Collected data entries
>> Start
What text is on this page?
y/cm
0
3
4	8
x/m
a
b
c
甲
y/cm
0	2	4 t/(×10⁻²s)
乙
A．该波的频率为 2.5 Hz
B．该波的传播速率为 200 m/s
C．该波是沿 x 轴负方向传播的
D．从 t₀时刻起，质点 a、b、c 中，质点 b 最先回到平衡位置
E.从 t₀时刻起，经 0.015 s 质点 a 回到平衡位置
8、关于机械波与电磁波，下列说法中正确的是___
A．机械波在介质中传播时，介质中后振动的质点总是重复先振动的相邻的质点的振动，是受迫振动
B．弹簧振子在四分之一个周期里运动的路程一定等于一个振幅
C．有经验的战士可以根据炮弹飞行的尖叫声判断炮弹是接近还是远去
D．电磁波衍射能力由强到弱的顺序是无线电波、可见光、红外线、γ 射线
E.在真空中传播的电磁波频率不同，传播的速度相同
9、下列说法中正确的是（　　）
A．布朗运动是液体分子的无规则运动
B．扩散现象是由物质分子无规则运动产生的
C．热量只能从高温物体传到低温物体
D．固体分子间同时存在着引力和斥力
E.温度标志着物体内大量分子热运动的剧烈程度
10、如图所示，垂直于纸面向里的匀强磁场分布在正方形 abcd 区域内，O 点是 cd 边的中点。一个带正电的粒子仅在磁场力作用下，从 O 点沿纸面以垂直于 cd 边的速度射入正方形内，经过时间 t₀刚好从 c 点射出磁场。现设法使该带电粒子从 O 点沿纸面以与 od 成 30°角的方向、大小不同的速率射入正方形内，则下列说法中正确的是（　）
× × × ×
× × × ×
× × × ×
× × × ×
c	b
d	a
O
>> End
◆ **What is asked**
Retype every record above exactly as it appears.

◆ **Exercise result**
What text is on this page?
y/cm
0
3
4	8
x/m
a
b
c
甲
y/cm
0	2	4 t/(×10⁻²s)
乙
A．该波的频率为 2.5 Hz
B．该波的传播速率为 200 m/s
C．该波是沿 x 轴负方向传播的
D．从 t₀时刻起，质点 a、b、c 中，质点 b 最先回到平衡位置
E.从 t₀时刻起，经 0.015 s 质点 a 回到平衡位置
8、关于机械波与电磁波，下列说法中正确的是___
A．机械波在介质中传播时，介质中后振动的质点总是重复先振动的相邻的质点的振动，是受迫振动
B．弹簧振子在四分之一个周期里运动的路程一定等于一个振幅
C．有经验的战士可以根据炮弹飞行的尖叫声判断炮弹是接近还是远去
D．电磁波衍射能力由强到弱的顺序是无线电波、可见光、红外线、γ 射线
E.在真空中传播的电磁波频率不同，传播的速度相同
9、下列说法中正确的是（　　）
A．布朗运动是液体分子的无规则运动
B．扩散现象是由物质分子无规则运动产生的
C．热量只能从高温物体传到低温物体
D．固体分子间同时存在着引力和斥力
E.温度标志着物体内大量分子热运动的剧烈程度
10、如图所示，垂直于纸面向里的匀强磁场分布在正方形 abcd 区域内，O 点是 cd 边的中点。一个带正电的粒子仅在磁场力作用下，从 O 点沿纸面以垂直于 cd 边的速度射入正方形内，经过时间 t₀刚好从 c 点射出磁场。现设法使该带电粒子从 O 点沿纸面以与 od 成 30°角的方向、大小不同的速率射入正方形内，则下列说法中正确的是（　）
× × × ×
× × × ×
× × × ×
× × × ×
c	b
d	a
O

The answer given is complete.